TEXT
ZeroDivisionError: float division by zero when applying "O2"

I’m trying to apply gradient compression with mixed-precision training (amp, mode = “O2” with dynamic loss scale), however I encounter with an error in the middle of training:

  File "/home/anaconda3/lib/python3.7/site-packages/ray/tune/function_runner.py", line 248, in run
    self._entrypoint()
  File "/home/anaconda3/lib/python3.7/site-packages/ray/tune/function_runner.py", line 316, in entrypoint
    self._status_reporter.get_checkpoint())
  File "/home/anaconda3/lib/python3.7/site-packages/ray/tune/function_runner.py", line 575, in _trainable_func
    output = fn()
  File "/home/resnetTraceDDP.py", line 634, in train
    scaled_loss.backward() # calculate the gradients
  File "/home/anaconda3/lib/python3.7/contextlib.py", line 119, in __exit__
    next(self.gen)
  File "/home/anaconda3/lib/python3.7/site-packages/apex/amp/handle.py", line 123, in scale_loss
    optimizer._post_amp_backward(loss_scaler)
  File "/home/anaconda3/lib/python3.7/site-packages/apex/amp/_process_optimizer.py", line 190, in post_backward_with_master_weights
    models_are_masters=False)
  File "/home/anaconda3/lib/python3.7/site-packages/apex/amp/scaler.py", line 119, in unscale
    self.unscale_python(model_grads, master_grads, scale)
  File "/home/anaconda3/lib/python3.7/site-packages/apex/amp/scaler.py", line 88, in unscale_python
    1./scale,
ZeroDivisionError: float division by zero

I’m applying this to ResNet model (ResNet 50, for example), and all the hyperparameter values are reasonable. I’m not entirely sure how to fix this, will changing to static loss scale works? I was also wondering what’s the difference between dynamic loss scaling and static loss scaling, and whether that would lead to difference in run time or accuracy

We recommend to use the native mixed-precision training utility via torch.cuda.amp instead of apex/amp.
You can find some examples here.

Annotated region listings

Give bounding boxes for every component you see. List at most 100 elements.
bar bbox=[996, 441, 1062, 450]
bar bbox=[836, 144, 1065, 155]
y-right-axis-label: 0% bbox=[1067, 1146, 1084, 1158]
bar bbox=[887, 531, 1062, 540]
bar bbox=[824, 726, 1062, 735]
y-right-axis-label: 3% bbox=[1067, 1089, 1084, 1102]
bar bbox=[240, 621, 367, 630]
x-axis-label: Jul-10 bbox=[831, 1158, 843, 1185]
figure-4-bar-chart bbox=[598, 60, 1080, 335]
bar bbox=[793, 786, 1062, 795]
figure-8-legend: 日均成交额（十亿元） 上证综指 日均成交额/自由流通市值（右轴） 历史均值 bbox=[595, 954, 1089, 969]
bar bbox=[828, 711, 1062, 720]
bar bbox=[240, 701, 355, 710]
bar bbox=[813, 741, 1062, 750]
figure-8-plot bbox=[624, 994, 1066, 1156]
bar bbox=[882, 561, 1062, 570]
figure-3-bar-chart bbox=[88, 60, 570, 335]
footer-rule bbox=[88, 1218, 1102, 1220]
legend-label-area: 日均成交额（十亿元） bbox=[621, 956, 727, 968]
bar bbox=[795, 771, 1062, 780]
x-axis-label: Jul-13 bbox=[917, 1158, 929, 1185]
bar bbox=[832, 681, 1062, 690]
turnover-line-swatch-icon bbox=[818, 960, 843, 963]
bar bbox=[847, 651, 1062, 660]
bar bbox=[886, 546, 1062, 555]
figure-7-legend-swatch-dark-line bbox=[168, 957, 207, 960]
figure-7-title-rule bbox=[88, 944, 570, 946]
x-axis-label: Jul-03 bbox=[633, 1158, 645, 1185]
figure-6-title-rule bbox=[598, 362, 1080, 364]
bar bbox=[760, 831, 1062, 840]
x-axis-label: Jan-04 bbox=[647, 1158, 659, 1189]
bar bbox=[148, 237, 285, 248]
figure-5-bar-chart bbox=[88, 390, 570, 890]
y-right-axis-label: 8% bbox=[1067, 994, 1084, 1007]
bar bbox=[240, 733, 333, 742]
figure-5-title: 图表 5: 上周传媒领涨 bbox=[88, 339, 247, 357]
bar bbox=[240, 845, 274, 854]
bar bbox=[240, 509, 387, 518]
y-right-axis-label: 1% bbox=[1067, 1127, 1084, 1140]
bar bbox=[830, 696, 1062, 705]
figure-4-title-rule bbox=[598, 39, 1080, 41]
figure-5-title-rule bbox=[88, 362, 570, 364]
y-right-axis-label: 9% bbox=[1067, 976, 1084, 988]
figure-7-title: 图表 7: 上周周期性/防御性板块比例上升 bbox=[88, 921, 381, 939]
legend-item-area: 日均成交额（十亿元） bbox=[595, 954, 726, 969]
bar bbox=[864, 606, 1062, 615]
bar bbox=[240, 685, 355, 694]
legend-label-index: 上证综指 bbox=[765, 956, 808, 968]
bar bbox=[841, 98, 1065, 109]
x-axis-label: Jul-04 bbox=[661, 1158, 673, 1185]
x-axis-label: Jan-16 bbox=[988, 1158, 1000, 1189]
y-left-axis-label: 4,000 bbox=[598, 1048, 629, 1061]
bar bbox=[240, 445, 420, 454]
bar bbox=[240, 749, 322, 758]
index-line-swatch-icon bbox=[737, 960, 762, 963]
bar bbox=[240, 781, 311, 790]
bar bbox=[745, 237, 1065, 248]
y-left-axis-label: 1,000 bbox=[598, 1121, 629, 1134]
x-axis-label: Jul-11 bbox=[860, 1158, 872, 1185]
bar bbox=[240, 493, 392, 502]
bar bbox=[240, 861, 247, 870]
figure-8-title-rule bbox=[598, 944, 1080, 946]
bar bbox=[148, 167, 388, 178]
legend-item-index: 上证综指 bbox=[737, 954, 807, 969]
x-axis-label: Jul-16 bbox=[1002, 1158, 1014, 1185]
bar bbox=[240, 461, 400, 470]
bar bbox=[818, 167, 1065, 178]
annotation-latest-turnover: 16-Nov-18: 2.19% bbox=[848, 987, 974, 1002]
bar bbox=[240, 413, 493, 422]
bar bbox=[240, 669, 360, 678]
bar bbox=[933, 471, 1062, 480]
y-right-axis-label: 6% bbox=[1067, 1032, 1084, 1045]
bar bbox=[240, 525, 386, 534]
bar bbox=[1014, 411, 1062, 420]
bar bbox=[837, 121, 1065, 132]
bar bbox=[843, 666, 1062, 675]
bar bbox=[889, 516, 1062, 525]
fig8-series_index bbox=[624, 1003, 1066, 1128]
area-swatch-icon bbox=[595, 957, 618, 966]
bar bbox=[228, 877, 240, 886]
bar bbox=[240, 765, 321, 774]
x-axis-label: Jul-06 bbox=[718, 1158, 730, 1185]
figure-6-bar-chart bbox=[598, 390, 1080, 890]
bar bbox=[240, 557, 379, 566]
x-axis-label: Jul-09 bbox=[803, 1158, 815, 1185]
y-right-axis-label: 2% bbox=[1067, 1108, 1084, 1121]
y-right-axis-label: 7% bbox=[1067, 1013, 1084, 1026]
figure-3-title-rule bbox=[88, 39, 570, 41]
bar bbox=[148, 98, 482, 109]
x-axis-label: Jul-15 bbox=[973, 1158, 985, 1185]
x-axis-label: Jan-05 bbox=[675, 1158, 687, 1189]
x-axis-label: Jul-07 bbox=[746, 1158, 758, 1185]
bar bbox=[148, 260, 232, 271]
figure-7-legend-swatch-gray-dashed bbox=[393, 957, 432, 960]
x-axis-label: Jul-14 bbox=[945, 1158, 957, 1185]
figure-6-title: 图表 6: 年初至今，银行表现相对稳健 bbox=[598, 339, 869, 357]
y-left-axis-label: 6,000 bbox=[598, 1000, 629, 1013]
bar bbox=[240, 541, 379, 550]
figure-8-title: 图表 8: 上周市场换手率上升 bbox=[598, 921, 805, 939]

---

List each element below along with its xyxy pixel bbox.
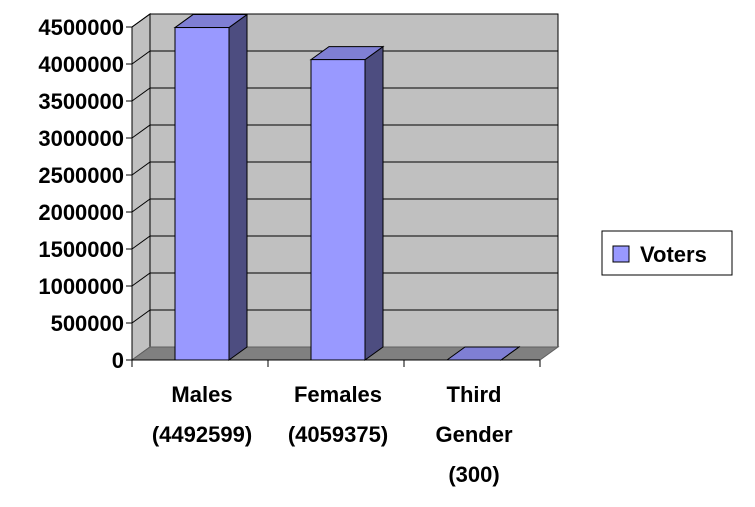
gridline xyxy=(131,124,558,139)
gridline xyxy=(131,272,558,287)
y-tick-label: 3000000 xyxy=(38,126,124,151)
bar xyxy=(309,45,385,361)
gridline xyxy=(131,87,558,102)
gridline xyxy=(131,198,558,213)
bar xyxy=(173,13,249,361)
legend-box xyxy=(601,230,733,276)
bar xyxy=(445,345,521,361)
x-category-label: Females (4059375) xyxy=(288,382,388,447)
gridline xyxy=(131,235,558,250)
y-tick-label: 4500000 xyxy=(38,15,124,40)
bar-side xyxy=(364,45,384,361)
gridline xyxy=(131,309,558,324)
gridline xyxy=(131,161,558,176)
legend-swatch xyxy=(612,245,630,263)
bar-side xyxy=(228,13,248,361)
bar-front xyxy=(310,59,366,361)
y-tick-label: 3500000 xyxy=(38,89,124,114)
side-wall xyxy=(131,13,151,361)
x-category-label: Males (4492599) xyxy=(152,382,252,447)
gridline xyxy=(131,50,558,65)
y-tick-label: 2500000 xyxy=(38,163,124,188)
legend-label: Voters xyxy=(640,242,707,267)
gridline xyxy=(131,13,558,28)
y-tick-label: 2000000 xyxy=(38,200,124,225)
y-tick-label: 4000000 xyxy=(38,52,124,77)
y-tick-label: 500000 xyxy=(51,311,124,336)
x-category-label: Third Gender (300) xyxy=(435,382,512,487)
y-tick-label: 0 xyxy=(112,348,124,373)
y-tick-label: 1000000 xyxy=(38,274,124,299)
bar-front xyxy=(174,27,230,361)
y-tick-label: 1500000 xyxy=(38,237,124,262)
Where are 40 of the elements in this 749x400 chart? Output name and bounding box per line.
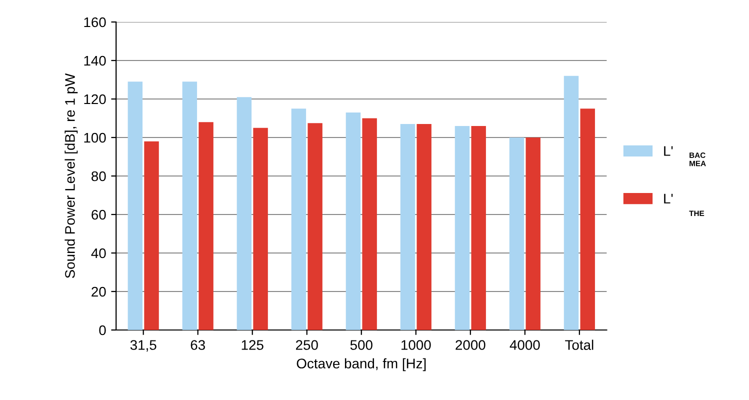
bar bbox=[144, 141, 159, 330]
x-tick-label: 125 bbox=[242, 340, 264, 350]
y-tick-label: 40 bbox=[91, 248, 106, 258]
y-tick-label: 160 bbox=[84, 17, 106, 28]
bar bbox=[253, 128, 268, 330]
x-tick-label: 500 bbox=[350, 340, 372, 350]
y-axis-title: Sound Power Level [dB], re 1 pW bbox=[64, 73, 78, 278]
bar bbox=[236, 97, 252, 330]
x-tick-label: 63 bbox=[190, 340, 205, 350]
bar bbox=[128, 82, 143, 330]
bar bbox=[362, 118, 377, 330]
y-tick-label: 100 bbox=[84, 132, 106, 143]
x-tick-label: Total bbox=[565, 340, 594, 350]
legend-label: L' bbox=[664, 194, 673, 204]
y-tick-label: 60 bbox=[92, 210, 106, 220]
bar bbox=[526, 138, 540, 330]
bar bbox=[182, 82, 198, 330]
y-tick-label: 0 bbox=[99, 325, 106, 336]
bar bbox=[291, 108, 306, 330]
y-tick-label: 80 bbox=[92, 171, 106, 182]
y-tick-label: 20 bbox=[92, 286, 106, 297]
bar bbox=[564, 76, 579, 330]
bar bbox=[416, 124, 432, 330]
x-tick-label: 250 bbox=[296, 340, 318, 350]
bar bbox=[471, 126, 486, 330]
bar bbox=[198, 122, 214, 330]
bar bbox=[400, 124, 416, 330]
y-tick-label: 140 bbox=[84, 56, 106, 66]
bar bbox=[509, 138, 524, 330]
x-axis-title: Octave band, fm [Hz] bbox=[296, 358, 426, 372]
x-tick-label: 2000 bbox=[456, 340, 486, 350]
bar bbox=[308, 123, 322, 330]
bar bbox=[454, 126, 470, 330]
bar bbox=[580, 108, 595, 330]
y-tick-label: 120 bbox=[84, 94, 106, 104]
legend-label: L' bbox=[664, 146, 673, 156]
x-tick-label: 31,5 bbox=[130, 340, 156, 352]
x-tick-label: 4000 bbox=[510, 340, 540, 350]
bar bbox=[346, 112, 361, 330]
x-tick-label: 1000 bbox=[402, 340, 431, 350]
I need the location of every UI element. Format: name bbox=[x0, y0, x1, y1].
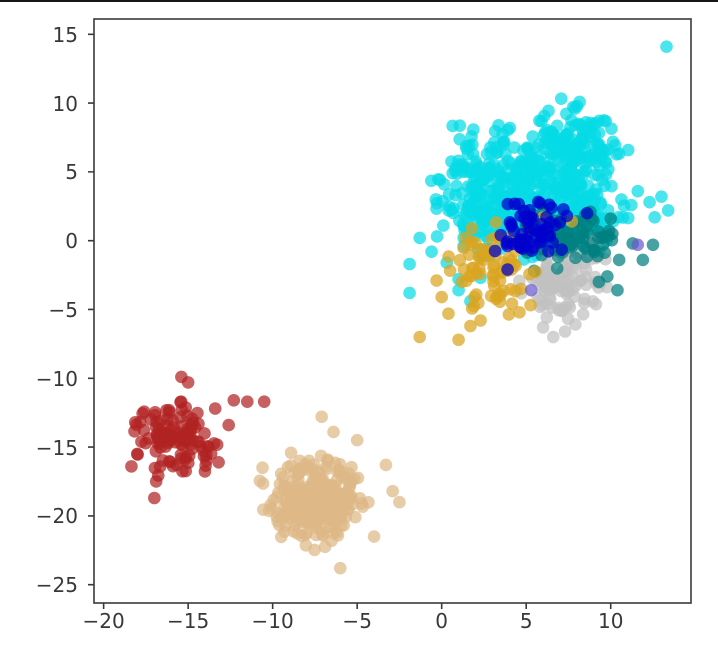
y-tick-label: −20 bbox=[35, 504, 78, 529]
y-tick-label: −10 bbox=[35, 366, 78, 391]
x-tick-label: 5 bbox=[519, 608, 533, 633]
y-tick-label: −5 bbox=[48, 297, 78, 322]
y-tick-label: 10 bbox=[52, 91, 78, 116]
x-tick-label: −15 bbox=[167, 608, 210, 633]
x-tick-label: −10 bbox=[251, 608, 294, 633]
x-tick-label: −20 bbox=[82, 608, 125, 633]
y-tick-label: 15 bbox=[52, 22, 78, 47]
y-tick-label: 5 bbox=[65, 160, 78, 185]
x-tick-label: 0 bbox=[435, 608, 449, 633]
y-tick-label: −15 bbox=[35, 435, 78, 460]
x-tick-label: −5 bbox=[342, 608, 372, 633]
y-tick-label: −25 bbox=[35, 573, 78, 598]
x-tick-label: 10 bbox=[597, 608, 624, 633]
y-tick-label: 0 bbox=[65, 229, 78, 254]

TASK A
Do these statements agree with the thread? Answer yes or no for each, and quote the words from the thread that decide it.
(i) The error appeared at the very start of training.
(ii) The reply suggests torch.cuda.amp rather than apex/amp.
(iii) The poster was using a static loss scale when the error occurred.
TASK B
Could you copy the thread word for word, starting at "I’m trying to" and ending at "self._status_reporter.get_checkpoint())"?

CORRECT RESULT A
(i) No: "I encounter with an error in the middle of training"
(ii) Yes: "We recommend to use the native mixed-precision training utility via torch.cuda.amp instead of apex/amp."
(iii) No: "mode = “O2” with dynamic loss scale"

CORRECT RESULT B
I’m trying to apply gradient compression with mixed-precision training (amp, mode = “O2” with dynamic loss scale), however I encounter with an error in the middle of training:

  File "/home/anaconda3/lib/python3.7/site-packages/ray/tune/function_runner.py", line 248, in run
    self._entrypoint()
  File "/home/anaconda3/lib/python3.7/site-packages/ray/tune/function_runner.py", line 316, in entrypoint
    self._status_reporter.get_checkpoint())